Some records

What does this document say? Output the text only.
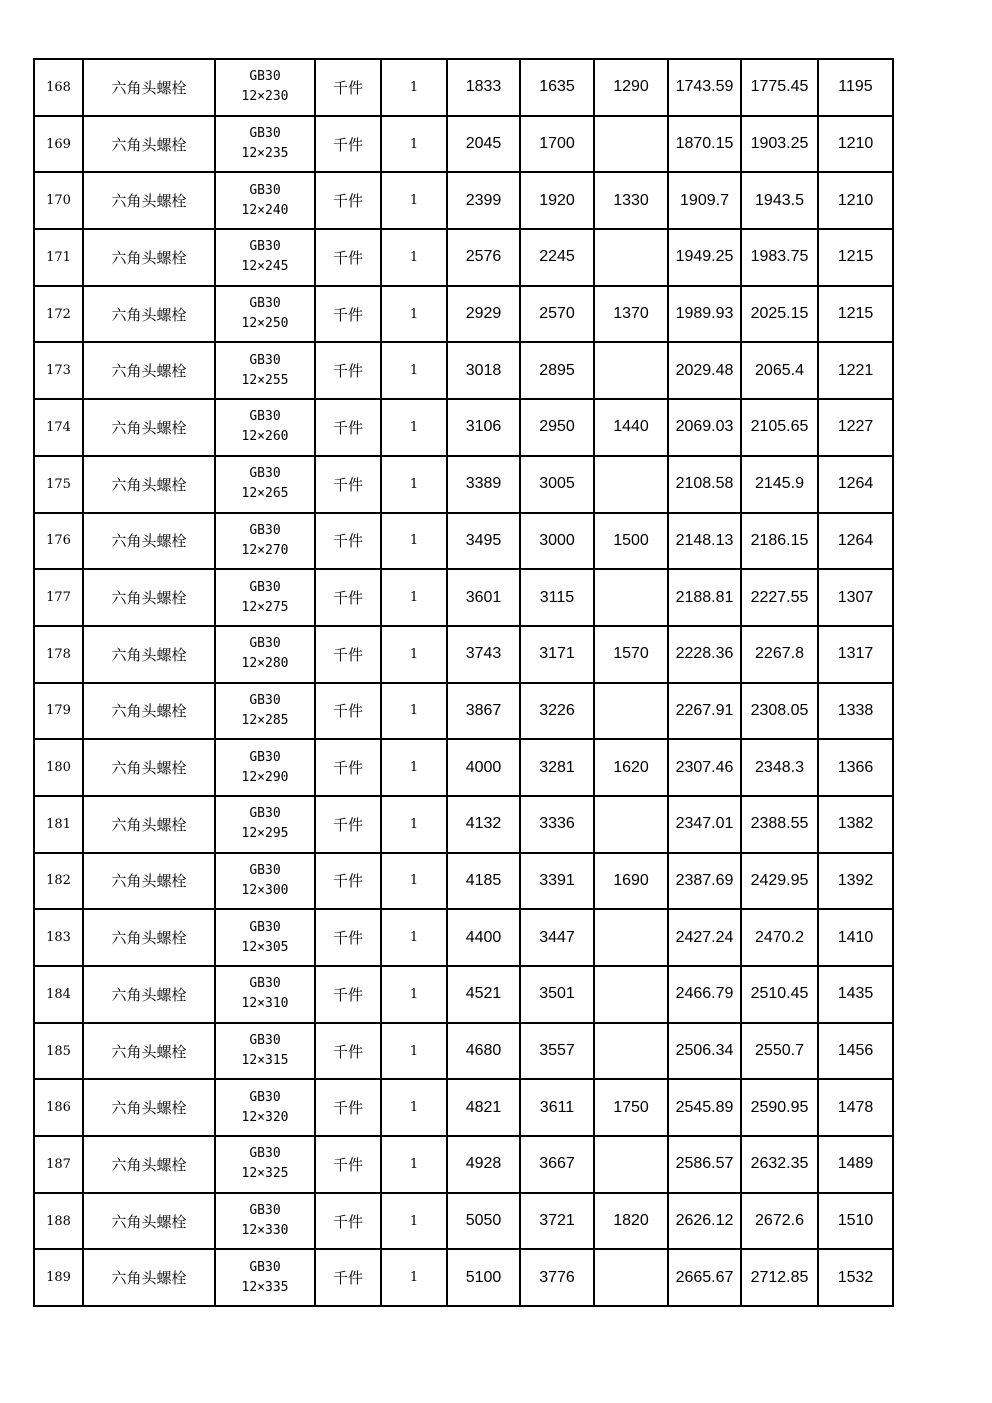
168	六角头螺栓	GB30
12×230	千件	1	1833	1635	1290	1743.59	1775.45	1195
169	六角头螺栓	GB30
12×235	千件	1	2045	1700		1870.15	1903.25	1210
170	六角头螺栓	GB30
12×240	千件	1	2399	1920	1330	1909.7	1943.5	1210
171	六角头螺栓	GB30
12×245	千件	1	2576	2245		1949.25	1983.75	1215
172	六角头螺栓	GB30
12×250	千件	1	2929	2570	1370	1989.93	2025.15	1215
173	六角头螺栓	GB30
12×255	千件	1	3018	2895		2029.48	2065.4	1221
174	六角头螺栓	GB30
12×260	千件	1	3106	2950	1440	2069.03	2105.65	1227
175	六角头螺栓	GB30
12×265	千件	1	3389	3005		2108.58	2145.9	1264
176	六角头螺栓	GB30
12×270	千件	1	3495	3000	1500	2148.13	2186.15	1264
177	六角头螺栓	GB30
12×275	千件	1	3601	3115		2188.81	2227.55	1307
178	六角头螺栓	GB30
12×280	千件	1	3743	3171	1570	2228.36	2267.8	1317
179	六角头螺栓	GB30
12×285	千件	1	3867	3226		2267.91	2308.05	1338
180	六角头螺栓	GB30
12×290	千件	1	4000	3281	1620	2307.46	2348.3	1366
181	六角头螺栓	GB30
12×295	千件	1	4132	3336		2347.01	2388.55	1382
182	六角头螺栓	GB30
12×300	千件	1	4185	3391	1690	2387.69	2429.95	1392
183	六角头螺栓	GB30
12×305	千件	1	4400	3447		2427.24	2470.2	1410
184	六角头螺栓	GB30
12×310	千件	1	4521	3501		2466.79	2510.45	1435
185	六角头螺栓	GB30
12×315	千件	1	4680	3557		2506.34	2550.7	1456
186	六角头螺栓	GB30
12×320	千件	1	4821	3611	1750	2545.89	2590.95	1478
187	六角头螺栓	GB30
12×325	千件	1	4928	3667		2586.57	2632.35	1489
188	六角头螺栓	GB30
12×330	千件	1	5050	3721	1820	2626.12	2672.6	1510
189	六角头螺栓	GB30
12×335	千件	1	5100	3776		2665.67	2712.85	1532
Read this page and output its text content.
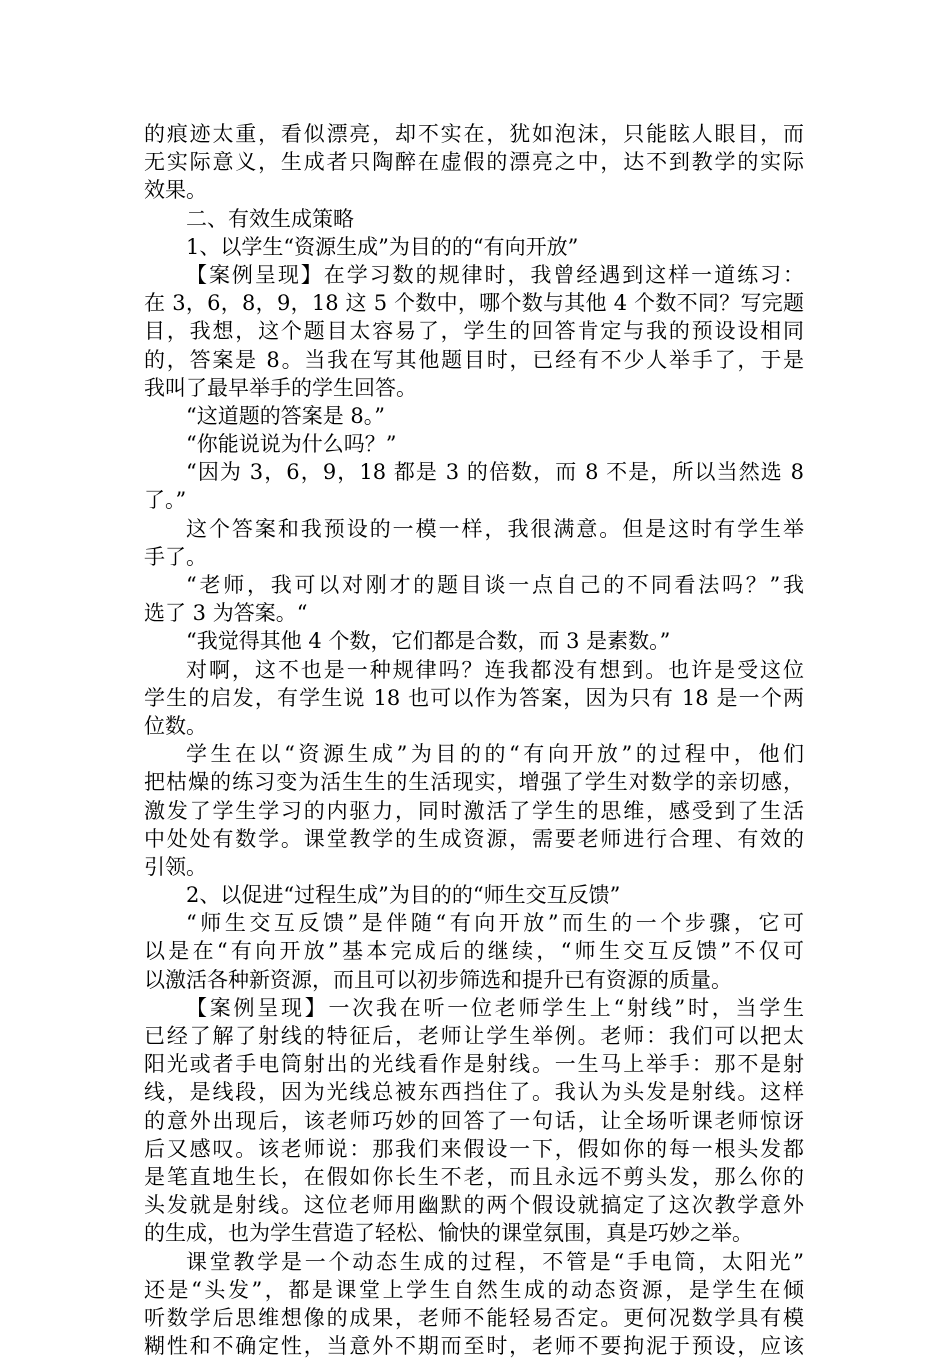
的痕迹太重，看似漂亮，却不实在，犹如泡沫，只能眩人眼目，而
无实际意义，生成者只陶醉在虚假的漂亮之中，达不到教学的实际
效果。
二、有效生成策略
1、以学生“资源生成”为目的的“有向开放”
【案例呈现】在学习数的规律时，我曾经遇到这样一道练习：
在 3，6，8，9，18 这 5 个数中，哪个数与其他 4 个数不同？写完题
目，我想，这个题目太容易了，学生的回答肯定与我的预设设相同
的，答案是 8。当我在写其他题目时，已经有不少人举手了，于是
我叫了最早举手的学生回答。
“这道题的答案是 8。”
“你能说说为什么吗？”
“因为 3，6，9，18 都是 3 的倍数，而 8 不是，所以当然选 8
了。”
这个答案和我预设的一模一样，我很满意。但是这时有学生举
手了。
“老师，我可以对刚才的题目谈一点自己的不同看法吗？”我
选了 3 为答案。“
“我觉得其他 4 个数，它们都是合数，而 3 是素数。”
对啊，这不也是一种规律吗？连我都没有想到。也许是受这位
学生的启发，有学生说 18 也可以作为答案，因为只有 18 是一个两
位数。
学生在以“资源生成”为目的的“有向开放”的过程中，他们
把枯燥的练习变为活生生的生活现实，增强了学生对数学的亲切感，
激发了学生学习的内驱力，同时激活了学生的思维，感受到了生活
中处处有数学。课堂教学的生成资源，需要老师进行合理、有效的
引领。
2、以促进“过程生成”为目的的“师生交互反馈”
“师生交互反馈”是伴随“有向开放”而生的一个步骤，它可
以是在“有向开放”基本完成后的继续，“师生交互反馈”不仅可
以激活各种新资源，而且可以初步筛选和提升已有资源的质量。
【案例呈现】一次我在听一位老师学生上“射线”时，当学生
已经了解了射线的特征后，老师让学生举例。老师：我们可以把太
阳光或者手电筒射出的光线看作是射线。一生马上举手：那不是射
线，是线段，因为光线总被东西挡住了。我认为头发是射线。这样
的意外出现后，该老师巧妙的回答了一句话，让全场听课老师惊讶
后又感叹。该老师说：那我们来假设一下，假如你的每一根头发都
是笔直地生长，在假如你长生不老，而且永远不剪头发，那么你的
头发就是射线。这位老师用幽默的两个假设就搞定了这次教学意外
的生成，也为学生营造了轻松、愉快的课堂氛围，真是巧妙之举。
课堂教学是一个动态生成的过程，不管是“手电筒，太阳光”
还是“头发”，都是课堂上学生自然生成的动态资源，是学生在倾
听数学后思维想像的成果，老师不能轻易否定。更何况数学具有模
糊性和不确定性，当意外不期而至时，老师不要拘泥于预设，应该
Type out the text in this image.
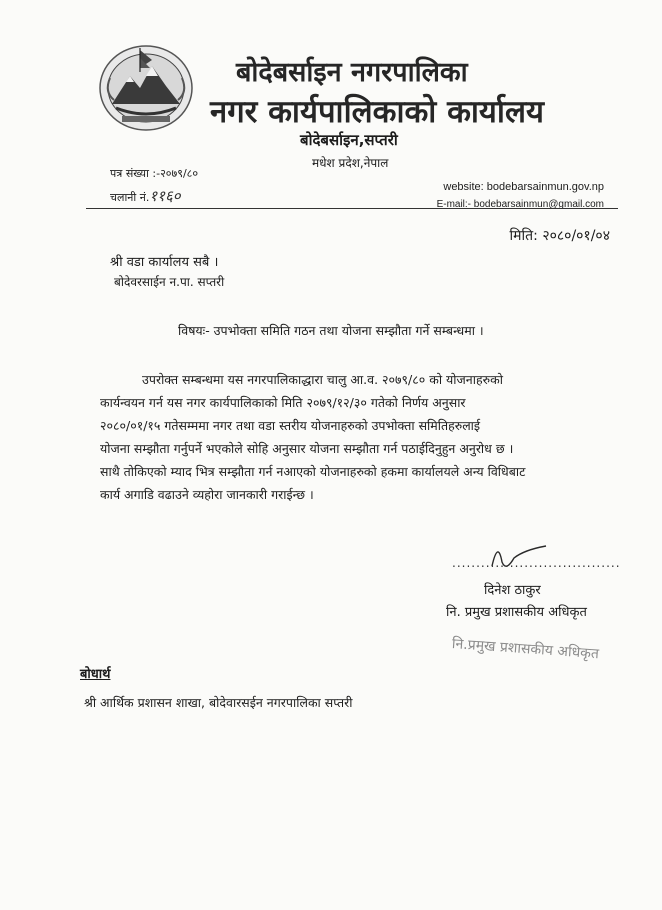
बोदेबर्साइन नगरपालिका
नगर कार्यपालिकाको कार्यालय
बोदेबर्साइन,सप्तरी
मधेश प्रदेश,नेपाल
पत्र संख्या :-२०७९/८०
चलानी नं.११६०	website: bodebarsainmun.gov.np
E-mail:- bodebarsainmun@gmail.com
मिति: २०८०/०१/०४
श्री वडा कार्यालय सबै ।
बोदेवरसाईन न.पा. सप्तरी
विषयः- उपभोक्ता समिति गठन तथा योजना सम्झौता गर्ने सम्बन्धमा ।
उपरोक्त सम्बन्धमा यस नगरपालिकाद्धारा चालु आ.व. २०७९/८० को योजनाहरुको
कार्यन्वयन गर्न यस नगर कार्यपालिकाको मिति २०७९/१२/३० गतेको निर्णय अनुसार
२०८०/०१/१५ गतेसम्ममा नगर तथा वडा स्तरीय योजनाहरुको उपभोक्ता समितिहरुलाई
योजना सम्झौता गर्नुपर्ने भएकोले सोहि अनुसार योजना सम्झौता गर्न पठाईदिनुहुन अनुरोध छ ।
साथै तोकिएको म्याद भित्र सम्झौता गर्न नआएको योजनाहरुको हकमा कार्यालयले अन्य विधिबाट
कार्य अगाडि वढाउने व्यहोरा जानकारी गराईन्छ ।
...................................
दिनेश ठाकुर
नि. प्रमुख प्रशासकीय अधिकृत
नि.प्रमुख प्रशासकीय अधिकृत
बोधार्थ
श्री आर्थिक प्रशासन शाखा, बोदेवारसईन नगरपालिका सप्तरी
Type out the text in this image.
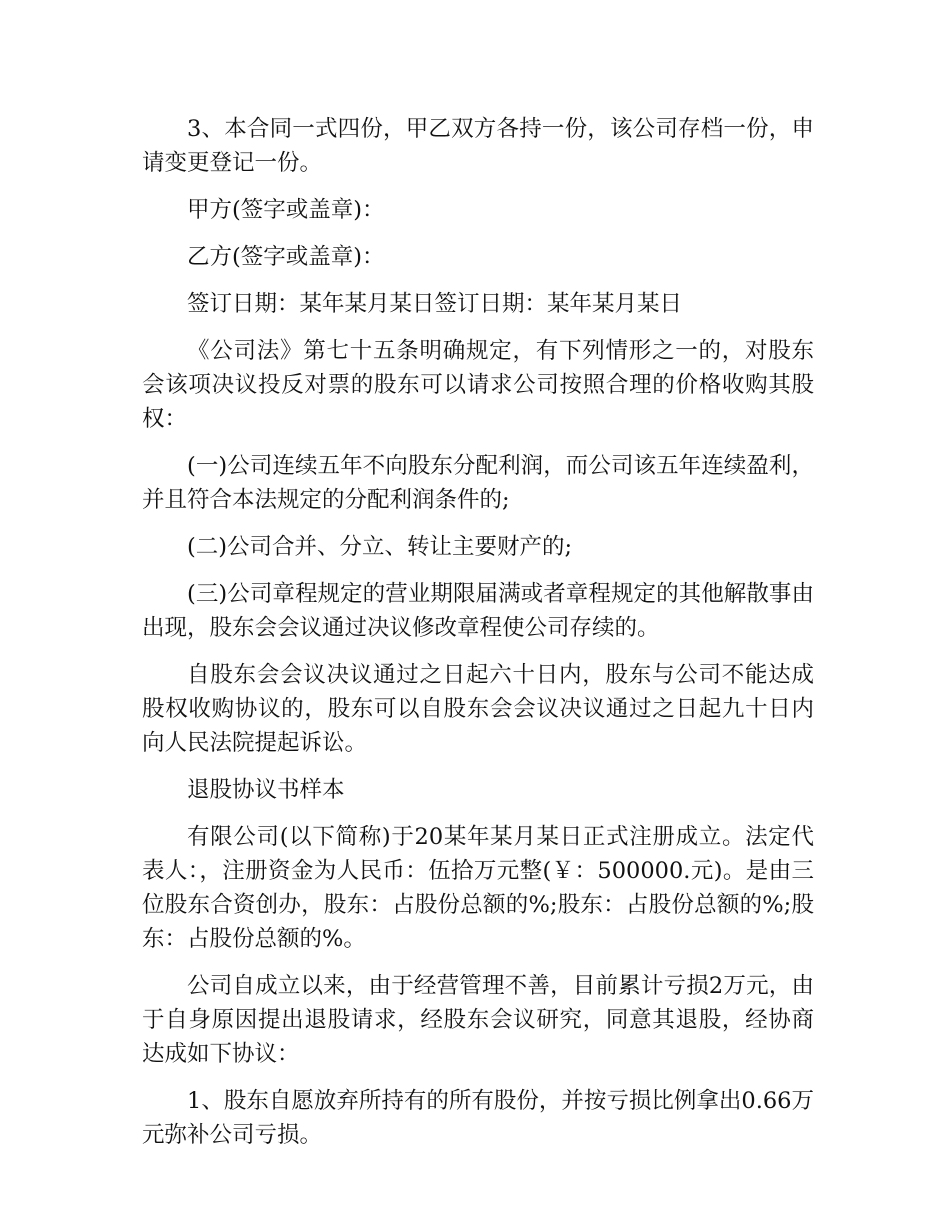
3、本合同一式四份，甲乙双方各持一份，该公司存档一份，申请变更登记一份。

甲方(签字或盖章)：

乙方(签字或盖章)：

签订日期：某年某月某日签订日期：某年某月某日

《公司法》第七十五条明确规定，有下列情形之一的，对股东会该项决议投反对票的股东可以请求公司按照合理的价格收购其股权：

(一)公司连续五年不向股东分配利润，而公司该五年连续盈利，并且符合本法规定的分配利润条件的;

(二)公司合并、分立、转让主要财产的;

(三)公司章程规定的营业期限届满或者章程规定的其他解散事由出现，股东会会议通过决议修改章程使公司存续的。

自股东会会议决议通过之日起六十日内，股东与公司不能达成股权收购协议的，股东可以自股东会会议决议通过之日起九十日内向人民法院提起诉讼。

退股协议书样本

有限公司(以下简称)于20某年某月某日正式注册成立。法定代表人：，注册资金为人民币：伍拾万元整(￥：500000.元)。是由三位股东合资创办，股东：占股份总额的%;股东：占股份总额的%;股东：占股份总额的%。

公司自成立以来，由于经营管理不善，目前累计亏损2万元，由于自身原因提出退股请求，经股东会议研究，同意其退股，经协商达成如下协议：

1、股东自愿放弃所持有的所有股份，并按亏损比例拿出0.66万元弥补公司亏损。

What is asked> Set down the complete material exactly, but do not include the images.

Solution>
What does this document say? Output the text only.
168	六角头螺栓	GB30
12×230	千件	1	1833	1635	1290	1743.59	1775.45	1195
169	六角头螺栓	GB30
12×235	千件	1	2045	1700		1870.15	1903.25	1210
170	六角头螺栓	GB30
12×240	千件	1	2399	1920	1330	1909.7	1943.5	1210
171	六角头螺栓	GB30
12×245	千件	1	2576	2245		1949.25	1983.75	1215
172	六角头螺栓	GB30
12×250	千件	1	2929	2570	1370	1989.93	2025.15	1215
173	六角头螺栓	GB30
12×255	千件	1	3018	2895		2029.48	2065.4	1221
174	六角头螺栓	GB30
12×260	千件	1	3106	2950	1440	2069.03	2105.65	1227
175	六角头螺栓	GB30
12×265	千件	1	3389	3005		2108.58	2145.9	1264
176	六角头螺栓	GB30
12×270	千件	1	3495	3000	1500	2148.13	2186.15	1264
177	六角头螺栓	GB30
12×275	千件	1	3601	3115		2188.81	2227.55	1307
178	六角头螺栓	GB30
12×280	千件	1	3743	3171	1570	2228.36	2267.8	1317
179	六角头螺栓	GB30
12×285	千件	1	3867	3226		2267.91	2308.05	1338
180	六角头螺栓	GB30
12×290	千件	1	4000	3281	1620	2307.46	2348.3	1366
181	六角头螺栓	GB30
12×295	千件	1	4132	3336		2347.01	2388.55	1382
182	六角头螺栓	GB30
12×300	千件	1	4185	3391	1690	2387.69	2429.95	1392
183	六角头螺栓	GB30
12×305	千件	1	4400	3447		2427.24	2470.2	1410
184	六角头螺栓	GB30
12×310	千件	1	4521	3501		2466.79	2510.45	1435
185	六角头螺栓	GB30
12×315	千件	1	4680	3557		2506.34	2550.7	1456
186	六角头螺栓	GB30
12×320	千件	1	4821	3611	1750	2545.89	2590.95	1478
187	六角头螺栓	GB30
12×325	千件	1	4928	3667		2586.57	2632.35	1489
188	六角头螺栓	GB30
12×330	千件	1	5050	3721	1820	2626.12	2672.6	1510
189	六角头螺栓	GB30
12×335	千件	1	5100	3776		2665.67	2712.85	1532
Read this page and output its text content.
的痕迹太重，看似漂亮，却不实在，犹如泡沫，只能眩人眼目，而
无实际意义，生成者只陶醉在虚假的漂亮之中，达不到教学的实际
效果。
二、有效生成策略
1、以学生“资源生成”为目的的“有向开放”
【案例呈现】在学习数的规律时，我曾经遇到这样一道练习：
在 3，6，8，9，18 这 5 个数中，哪个数与其他 4 个数不同？写完题
目，我想，这个题目太容易了，学生的回答肯定与我的预设设相同
的，答案是 8。当我在写其他题目时，已经有不少人举手了，于是
我叫了最早举手的学生回答。
“这道题的答案是 8。”
“你能说说为什么吗？”
“因为 3，6，9，18 都是 3 的倍数，而 8 不是，所以当然选 8
了。”
这个答案和我预设的一模一样，我很满意。但是这时有学生举
手了。
“老师，我可以对刚才的题目谈一点自己的不同看法吗？”我
选了 3 为答案。“
“我觉得其他 4 个数，它们都是合数，而 3 是素数。”
对啊，这不也是一种规律吗？连我都没有想到。也许是受这位
学生的启发，有学生说 18 也可以作为答案，因为只有 18 是一个两
位数。
学生在以“资源生成”为目的的“有向开放”的过程中，他们
把枯燥的练习变为活生生的生活现实，增强了学生对数学的亲切感，
激发了学生学习的内驱力，同时激活了学生的思维，感受到了生活
中处处有数学。课堂教学的生成资源，需要老师进行合理、有效的
引领。
2、以促进“过程生成”为目的的“师生交互反馈”
“师生交互反馈”是伴随“有向开放”而生的一个步骤，它可
以是在“有向开放”基本完成后的继续，“师生交互反馈”不仅可
以激活各种新资源，而且可以初步筛选和提升已有资源的质量。
【案例呈现】一次我在听一位老师学生上“射线”时，当学生
已经了解了射线的特征后，老师让学生举例。老师：我们可以把太
阳光或者手电筒射出的光线看作是射线。一生马上举手：那不是射
线，是线段，因为光线总被东西挡住了。我认为头发是射线。这样
的意外出现后，该老师巧妙的回答了一句话，让全场听课老师惊讶
后又感叹。该老师说：那我们来假设一下，假如你的每一根头发都
是笔直地生长，在假如你长生不老，而且永远不剪头发，那么你的
头发就是射线。这位老师用幽默的两个假设就搞定了这次教学意外
的生成，也为学生营造了轻松、愉快的课堂氛围，真是巧妙之举。
课堂教学是一个动态生成的过程，不管是“手电筒，太阳光”
还是“头发”，都是课堂上学生自然生成的动态资源，是学生在倾
听数学后思维想像的成果，老师不能轻易否定。更何况数学具有模
糊性和不确定性，当意外不期而至时，老师不要拘泥于预设，应该
Type out the text in this image.
बोदेबर्साइन नगरपालिका
नगर कार्यपालिकाको कार्यालय
बोदेबर्साइन,सप्तरी
मधेश प्रदेश,नेपाल
पत्र संख्या :-२०७९/८०
चलानी नं.११६०	website: bodebarsainmun.gov.np
E-mail:- bodebarsainmun@gmail.com
मिति: २०८०/०१/०४
श्री वडा कार्यालय सबै ।
बोदेवरसाईन न.पा. सप्तरी
विषयः- उपभोक्ता समिति गठन तथा योजना सम्झौता गर्ने सम्बन्धमा ।
उपरोक्त सम्बन्धमा यस नगरपालिकाद्धारा चालु आ.व. २०७९/८० को योजनाहरुको
कार्यन्वयन गर्न यस नगर कार्यपालिकाको मिति २०७९/१२/३० गतेको निर्णय अनुसार
२०८०/०१/१५ गतेसम्ममा नगर तथा वडा स्तरीय योजनाहरुको उपभोक्ता समितिहरुलाई
योजना सम्झौता गर्नुपर्ने भएकोले सोहि अनुसार योजना सम्झौता गर्न पठाईदिनुहुन अनुरोध छ ।
साथै तोकिएको म्याद भित्र सम्झौता गर्न नआएको योजनाहरुको हकमा कार्यालयले अन्य विधिबाट
कार्य अगाडि वढाउने व्यहोरा जानकारी गराईन्छ ।
...................................
दिनेश ठाकुर
नि. प्रमुख प्रशासकीय अधिकृत
नि.प्रमुख प्रशासकीय अधिकृत
बोधार्थ
श्री आर्थिक प्रशासन शाखा, बोदेवारसईन नगरपालिका सप्तरी
Type out the text in this image.
3、本合同一式四份，甲乙双方各持一份，该公司存档一份，申请变更登记一份。

甲方(签字或盖章)：

乙方(签字或盖章)：

签订日期：某年某月某日签订日期：某年某月某日

《公司法》第七十五条明确规定，有下列情形之一的，对股东会该项决议投反对票的股东可以请求公司按照合理的价格收购其股权：

(一)公司连续五年不向股东分配利润，而公司该五年连续盈利，并且符合本法规定的分配利润条件的;

(二)公司合并、分立、转让主要财产的;

(三)公司章程规定的营业期限届满或者章程规定的其他解散事由出现，股东会会议通过决议修改章程使公司存续的。

自股东会会议决议通过之日起六十日内，股东与公司不能达成股权收购协议的，股东可以自股东会会议决议通过之日起九十日内向人民法院提起诉讼。

退股协议书样本

有限公司(以下简称)于20某年某月某日正式注册成立。法定代表人：，注册资金为人民币：伍拾万元整(￥：500000.元)。是由三位股东合资创办，股东：占股份总额的%;股东：占股份总额的%;股东：占股份总额的%。

公司自成立以来，由于经营管理不善，目前累计亏损2万元，由于自身原因提出退股请求，经股东会议研究，同意其退股，经协商达成如下协议：

1、股东自愿放弃所持有的所有股份，并按亏损比例拿出0.66万元弥补公司亏损。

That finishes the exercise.